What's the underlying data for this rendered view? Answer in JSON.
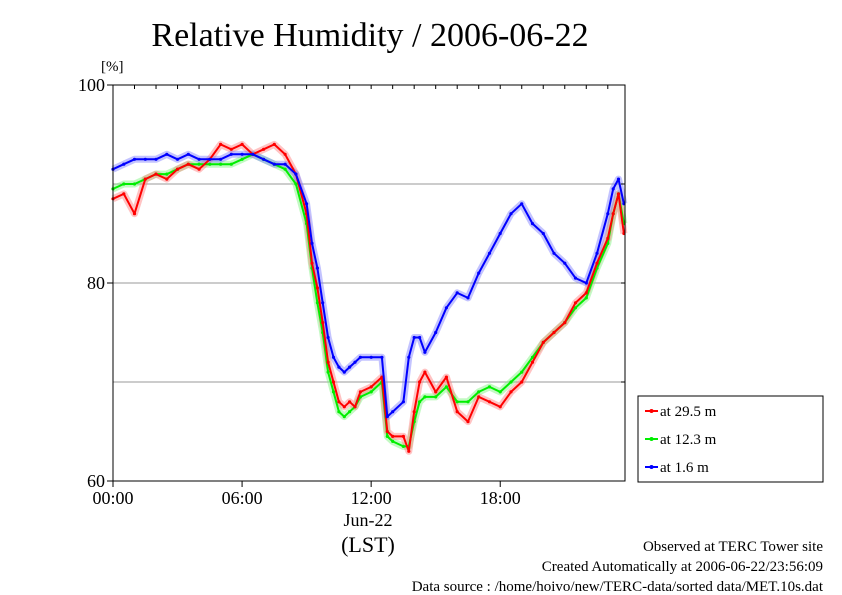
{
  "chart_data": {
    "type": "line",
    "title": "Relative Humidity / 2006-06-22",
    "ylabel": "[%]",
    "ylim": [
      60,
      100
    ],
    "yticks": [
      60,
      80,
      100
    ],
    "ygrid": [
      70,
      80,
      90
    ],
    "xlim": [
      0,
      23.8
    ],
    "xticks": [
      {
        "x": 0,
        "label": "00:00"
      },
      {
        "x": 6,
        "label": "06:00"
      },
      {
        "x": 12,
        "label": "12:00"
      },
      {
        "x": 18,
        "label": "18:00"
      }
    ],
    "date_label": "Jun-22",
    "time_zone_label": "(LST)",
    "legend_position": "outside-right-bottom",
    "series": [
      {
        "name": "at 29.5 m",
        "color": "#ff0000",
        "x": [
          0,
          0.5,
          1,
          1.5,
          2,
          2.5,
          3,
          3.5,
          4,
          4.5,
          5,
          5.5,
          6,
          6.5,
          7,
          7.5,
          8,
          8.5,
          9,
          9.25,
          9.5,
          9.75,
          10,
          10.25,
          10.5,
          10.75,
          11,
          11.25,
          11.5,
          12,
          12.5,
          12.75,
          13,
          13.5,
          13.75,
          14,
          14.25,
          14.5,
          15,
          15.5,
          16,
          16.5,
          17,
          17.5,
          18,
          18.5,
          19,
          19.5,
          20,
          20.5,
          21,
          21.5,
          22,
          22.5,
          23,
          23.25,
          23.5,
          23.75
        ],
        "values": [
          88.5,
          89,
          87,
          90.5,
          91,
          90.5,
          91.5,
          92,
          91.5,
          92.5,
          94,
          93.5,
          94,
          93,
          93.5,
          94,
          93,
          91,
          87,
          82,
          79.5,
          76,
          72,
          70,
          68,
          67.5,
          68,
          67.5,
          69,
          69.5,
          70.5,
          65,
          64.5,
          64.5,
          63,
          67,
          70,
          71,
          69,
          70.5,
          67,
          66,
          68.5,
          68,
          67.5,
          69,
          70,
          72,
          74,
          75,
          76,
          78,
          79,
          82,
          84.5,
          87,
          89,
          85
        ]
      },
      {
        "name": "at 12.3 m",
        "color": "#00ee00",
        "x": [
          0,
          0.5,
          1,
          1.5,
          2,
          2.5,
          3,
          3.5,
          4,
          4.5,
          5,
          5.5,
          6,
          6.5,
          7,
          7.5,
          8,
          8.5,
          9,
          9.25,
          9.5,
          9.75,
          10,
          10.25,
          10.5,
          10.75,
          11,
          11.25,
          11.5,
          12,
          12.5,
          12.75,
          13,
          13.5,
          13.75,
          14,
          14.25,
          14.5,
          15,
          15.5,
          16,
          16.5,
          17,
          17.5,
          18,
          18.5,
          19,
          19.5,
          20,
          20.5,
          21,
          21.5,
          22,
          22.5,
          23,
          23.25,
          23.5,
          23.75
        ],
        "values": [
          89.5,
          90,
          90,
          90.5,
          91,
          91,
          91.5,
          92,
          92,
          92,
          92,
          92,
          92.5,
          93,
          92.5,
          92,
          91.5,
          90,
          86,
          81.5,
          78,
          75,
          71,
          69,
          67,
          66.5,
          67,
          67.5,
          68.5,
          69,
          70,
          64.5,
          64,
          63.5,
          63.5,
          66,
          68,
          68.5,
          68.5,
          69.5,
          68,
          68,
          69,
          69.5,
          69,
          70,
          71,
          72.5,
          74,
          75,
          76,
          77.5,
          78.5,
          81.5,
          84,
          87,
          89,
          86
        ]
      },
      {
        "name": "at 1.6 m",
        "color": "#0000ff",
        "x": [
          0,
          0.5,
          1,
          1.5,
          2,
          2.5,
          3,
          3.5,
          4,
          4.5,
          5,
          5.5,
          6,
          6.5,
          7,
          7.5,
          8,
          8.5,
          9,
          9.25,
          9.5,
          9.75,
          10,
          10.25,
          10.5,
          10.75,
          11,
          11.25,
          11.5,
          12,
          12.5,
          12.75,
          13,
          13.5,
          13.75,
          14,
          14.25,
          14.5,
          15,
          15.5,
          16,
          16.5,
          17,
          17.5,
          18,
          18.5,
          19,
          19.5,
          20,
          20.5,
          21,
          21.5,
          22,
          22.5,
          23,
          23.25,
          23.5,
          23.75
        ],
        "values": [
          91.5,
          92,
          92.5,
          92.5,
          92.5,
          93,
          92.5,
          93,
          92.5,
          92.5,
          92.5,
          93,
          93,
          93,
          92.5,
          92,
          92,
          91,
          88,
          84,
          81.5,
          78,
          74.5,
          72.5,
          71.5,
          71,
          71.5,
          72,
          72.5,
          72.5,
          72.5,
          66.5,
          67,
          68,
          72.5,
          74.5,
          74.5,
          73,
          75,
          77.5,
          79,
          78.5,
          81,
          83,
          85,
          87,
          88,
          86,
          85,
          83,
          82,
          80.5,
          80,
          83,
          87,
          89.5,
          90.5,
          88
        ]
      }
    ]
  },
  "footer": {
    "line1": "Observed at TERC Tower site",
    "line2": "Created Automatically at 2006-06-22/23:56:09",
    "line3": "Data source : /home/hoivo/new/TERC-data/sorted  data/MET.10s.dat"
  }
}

▸ Short task:
Your task is to repeat the material above exactly, without its pictures.

▸ Final result:
What's the underlying data for this rendered view? Answer in JSON.
{
  "chart_data": {
    "type": "line",
    "title": "Relative Humidity / 2006-06-22",
    "ylabel": "[%]",
    "ylim": [
      60,
      100
    ],
    "yticks": [
      60,
      80,
      100
    ],
    "ygrid": [
      70,
      80,
      90
    ],
    "xlim": [
      0,
      23.8
    ],
    "xticks": [
      {
        "x": 0,
        "label": "00:00"
      },
      {
        "x": 6,
        "label": "06:00"
      },
      {
        "x": 12,
        "label": "12:00"
      },
      {
        "x": 18,
        "label": "18:00"
      }
    ],
    "date_label": "Jun-22",
    "time_zone_label": "(LST)",
    "legend_position": "outside-right-bottom",
    "series": [
      {
        "name": "at 29.5 m",
        "color": "#ff0000",
        "x": [
          0,
          0.5,
          1,
          1.5,
          2,
          2.5,
          3,
          3.5,
          4,
          4.5,
          5,
          5.5,
          6,
          6.5,
          7,
          7.5,
          8,
          8.5,
          9,
          9.25,
          9.5,
          9.75,
          10,
          10.25,
          10.5,
          10.75,
          11,
          11.25,
          11.5,
          12,
          12.5,
          12.75,
          13,
          13.5,
          13.75,
          14,
          14.25,
          14.5,
          15,
          15.5,
          16,
          16.5,
          17,
          17.5,
          18,
          18.5,
          19,
          19.5,
          20,
          20.5,
          21,
          21.5,
          22,
          22.5,
          23,
          23.25,
          23.5,
          23.75
        ],
        "values": [
          88.5,
          89,
          87,
          90.5,
          91,
          90.5,
          91.5,
          92,
          91.5,
          92.5,
          94,
          93.5,
          94,
          93,
          93.5,
          94,
          93,
          91,
          87,
          82,
          79.5,
          76,
          72,
          70,
          68,
          67.5,
          68,
          67.5,
          69,
          69.5,
          70.5,
          65,
          64.5,
          64.5,
          63,
          67,
          70,
          71,
          69,
          70.5,
          67,
          66,
          68.5,
          68,
          67.5,
          69,
          70,
          72,
          74,
          75,
          76,
          78,
          79,
          82,
          84.5,
          87,
          89,
          85
        ]
      },
      {
        "name": "at 12.3 m",
        "color": "#00ee00",
        "x": [
          0,
          0.5,
          1,
          1.5,
          2,
          2.5,
          3,
          3.5,
          4,
          4.5,
          5,
          5.5,
          6,
          6.5,
          7,
          7.5,
          8,
          8.5,
          9,
          9.25,
          9.5,
          9.75,
          10,
          10.25,
          10.5,
          10.75,
          11,
          11.25,
          11.5,
          12,
          12.5,
          12.75,
          13,
          13.5,
          13.75,
          14,
          14.25,
          14.5,
          15,
          15.5,
          16,
          16.5,
          17,
          17.5,
          18,
          18.5,
          19,
          19.5,
          20,
          20.5,
          21,
          21.5,
          22,
          22.5,
          23,
          23.25,
          23.5,
          23.75
        ],
        "values": [
          89.5,
          90,
          90,
          90.5,
          91,
          91,
          91.5,
          92,
          92,
          92,
          92,
          92,
          92.5,
          93,
          92.5,
          92,
          91.5,
          90,
          86,
          81.5,
          78,
          75,
          71,
          69,
          67,
          66.5,
          67,
          67.5,
          68.5,
          69,
          70,
          64.5,
          64,
          63.5,
          63.5,
          66,
          68,
          68.5,
          68.5,
          69.5,
          68,
          68,
          69,
          69.5,
          69,
          70,
          71,
          72.5,
          74,
          75,
          76,
          77.5,
          78.5,
          81.5,
          84,
          87,
          89,
          86
        ]
      },
      {
        "name": "at 1.6 m",
        "color": "#0000ff",
        "x": [
          0,
          0.5,
          1,
          1.5,
          2,
          2.5,
          3,
          3.5,
          4,
          4.5,
          5,
          5.5,
          6,
          6.5,
          7,
          7.5,
          8,
          8.5,
          9,
          9.25,
          9.5,
          9.75,
          10,
          10.25,
          10.5,
          10.75,
          11,
          11.25,
          11.5,
          12,
          12.5,
          12.75,
          13,
          13.5,
          13.75,
          14,
          14.25,
          14.5,
          15,
          15.5,
          16,
          16.5,
          17,
          17.5,
          18,
          18.5,
          19,
          19.5,
          20,
          20.5,
          21,
          21.5,
          22,
          22.5,
          23,
          23.25,
          23.5,
          23.75
        ],
        "values": [
          91.5,
          92,
          92.5,
          92.5,
          92.5,
          93,
          92.5,
          93,
          92.5,
          92.5,
          92.5,
          93,
          93,
          93,
          92.5,
          92,
          92,
          91,
          88,
          84,
          81.5,
          78,
          74.5,
          72.5,
          71.5,
          71,
          71.5,
          72,
          72.5,
          72.5,
          72.5,
          66.5,
          67,
          68,
          72.5,
          74.5,
          74.5,
          73,
          75,
          77.5,
          79,
          78.5,
          81,
          83,
          85,
          87,
          88,
          86,
          85,
          83,
          82,
          80.5,
          80,
          83,
          87,
          89.5,
          90.5,
          88
        ]
      }
    ]
  },
  "footer": {
    "line1": "Observed at TERC Tower site",
    "line2": "Created Automatically at 2006-06-22/23:56:09",
    "line3": "Data source : /home/hoivo/new/TERC-data/sorted  data/MET.10s.dat"
  }
}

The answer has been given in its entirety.